■ **Items listed in a dataset**
________________

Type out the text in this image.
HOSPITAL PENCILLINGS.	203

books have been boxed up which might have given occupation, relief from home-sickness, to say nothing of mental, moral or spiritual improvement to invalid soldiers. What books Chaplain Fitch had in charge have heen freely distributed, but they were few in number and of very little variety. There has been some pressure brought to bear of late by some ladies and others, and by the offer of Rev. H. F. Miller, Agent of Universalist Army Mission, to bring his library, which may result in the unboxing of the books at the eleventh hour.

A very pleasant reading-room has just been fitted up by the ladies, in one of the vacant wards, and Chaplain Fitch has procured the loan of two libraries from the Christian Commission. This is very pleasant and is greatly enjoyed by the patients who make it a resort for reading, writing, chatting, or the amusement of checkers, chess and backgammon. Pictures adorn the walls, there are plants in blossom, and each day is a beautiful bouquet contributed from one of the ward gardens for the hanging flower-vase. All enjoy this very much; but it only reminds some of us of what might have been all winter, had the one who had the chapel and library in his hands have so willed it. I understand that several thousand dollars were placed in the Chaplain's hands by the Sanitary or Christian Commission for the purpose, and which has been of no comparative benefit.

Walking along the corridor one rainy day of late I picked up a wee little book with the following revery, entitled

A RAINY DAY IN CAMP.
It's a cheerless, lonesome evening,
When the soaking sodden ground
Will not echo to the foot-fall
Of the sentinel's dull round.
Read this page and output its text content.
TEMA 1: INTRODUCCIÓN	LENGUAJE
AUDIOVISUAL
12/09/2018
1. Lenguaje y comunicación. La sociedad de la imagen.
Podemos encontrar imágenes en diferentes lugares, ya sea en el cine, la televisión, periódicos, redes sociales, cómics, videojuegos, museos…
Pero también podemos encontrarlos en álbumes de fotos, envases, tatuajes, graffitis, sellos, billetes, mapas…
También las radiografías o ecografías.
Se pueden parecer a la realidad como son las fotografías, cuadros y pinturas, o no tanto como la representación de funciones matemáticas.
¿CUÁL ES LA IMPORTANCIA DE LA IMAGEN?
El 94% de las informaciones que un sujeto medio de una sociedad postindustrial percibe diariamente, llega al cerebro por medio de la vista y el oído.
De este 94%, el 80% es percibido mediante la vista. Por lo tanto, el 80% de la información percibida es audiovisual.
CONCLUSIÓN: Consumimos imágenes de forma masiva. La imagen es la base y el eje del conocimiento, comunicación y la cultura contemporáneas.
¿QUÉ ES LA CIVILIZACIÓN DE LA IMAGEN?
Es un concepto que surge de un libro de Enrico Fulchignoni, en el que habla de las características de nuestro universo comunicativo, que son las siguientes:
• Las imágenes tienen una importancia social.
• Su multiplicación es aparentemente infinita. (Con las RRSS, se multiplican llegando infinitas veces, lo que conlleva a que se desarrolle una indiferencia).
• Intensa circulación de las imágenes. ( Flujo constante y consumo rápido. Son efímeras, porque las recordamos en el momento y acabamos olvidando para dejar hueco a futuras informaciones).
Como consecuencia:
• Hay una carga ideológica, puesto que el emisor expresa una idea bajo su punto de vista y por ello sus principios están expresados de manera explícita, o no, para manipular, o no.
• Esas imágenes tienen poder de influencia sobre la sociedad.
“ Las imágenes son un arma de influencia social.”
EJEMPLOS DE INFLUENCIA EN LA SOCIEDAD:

________________

■ **Problem details**
Repeat every record above. Each one must match exactly.

■ **Solution to the problem**
Type out the text in this image.
HOSPITAL PENCILLINGS.	203

books have been boxed up which might have given occupation, relief from home-sickness, to say nothing of mental, moral or spiritual improvement to invalid soldiers. What books Chaplain Fitch had in charge have heen freely distributed, but they were few in number and of very little variety. There has been some pressure brought to bear of late by some ladies and others, and by the offer of Rev. H. F. Miller, Agent of Universalist Army Mission, to bring his library, which may result in the unboxing of the books at the eleventh hour.

A very pleasant reading-room has just been fitted up by the ladies, in one of the vacant wards, and Chaplain Fitch has procured the loan of two libraries from the Christian Commission. This is very pleasant and is greatly enjoyed by the patients who make it a resort for reading, writing, chatting, or the amusement of checkers, chess and backgammon. Pictures adorn the walls, there are plants in blossom, and each day is a beautiful bouquet contributed from one of the ward gardens for the hanging flower-vase. All enjoy this very much; but it only reminds some of us of what might have been all winter, had the one who had the chapel and library in his hands have so willed it. I understand that several thousand dollars were placed in the Chaplain's hands by the Sanitary or Christian Commission for the purpose, and which has been of no comparative benefit.

Walking along the corridor one rainy day of late I picked up a wee little book with the following revery, entitled

A RAINY DAY IN CAMP.
It's a cheerless, lonesome evening,
When the soaking sodden ground
Will not echo to the foot-fall
Of the sentinel's dull round.
Read this page and output its text content.
TEMA 1: INTRODUCCIÓN	LENGUAJE
AUDIOVISUAL
12/09/2018
1. Lenguaje y comunicación. La sociedad de la imagen.
Podemos encontrar imágenes en diferentes lugares, ya sea en el cine, la televisión, periódicos, redes sociales, cómics, videojuegos, museos…
Pero también podemos encontrarlos en álbumes de fotos, envases, tatuajes, graffitis, sellos, billetes, mapas…
También las radiografías o ecografías.
Se pueden parecer a la realidad como son las fotografías, cuadros y pinturas, o no tanto como la representación de funciones matemáticas.
¿CUÁL ES LA IMPORTANCIA DE LA IMAGEN?
El 94% de las informaciones que un sujeto medio de una sociedad postindustrial percibe diariamente, llega al cerebro por medio de la vista y el oído.
De este 94%, el 80% es percibido mediante la vista. Por lo tanto, el 80% de la información percibida es audiovisual.
CONCLUSIÓN: Consumimos imágenes de forma masiva. La imagen es la base y el eje del conocimiento, comunicación y la cultura contemporáneas.
¿QUÉ ES LA CIVILIZACIÓN DE LA IMAGEN?
Es un concepto que surge de un libro de Enrico Fulchignoni, en el que habla de las características de nuestro universo comunicativo, que son las siguientes:
• Las imágenes tienen una importancia social.
• Su multiplicación es aparentemente infinita. (Con las RRSS, se multiplican llegando infinitas veces, lo que conlleva a que se desarrolle una indiferencia).
• Intensa circulación de las imágenes. ( Flujo constante y consumo rápido. Son efímeras, porque las recordamos en el momento y acabamos olvidando para dejar hueco a futuras informaciones).
Como consecuencia:
• Hay una carga ideológica, puesto que el emisor expresa una idea bajo su punto de vista y por ello sus principios están expresados de manera explícita, o no, para manipular, o no.
• Esas imágenes tienen poder de influencia sobre la sociedad.
“ Las imágenes son un arma de influencia social.”
EJEMPLOS DE INFLUENCIA EN LA SOCIEDAD:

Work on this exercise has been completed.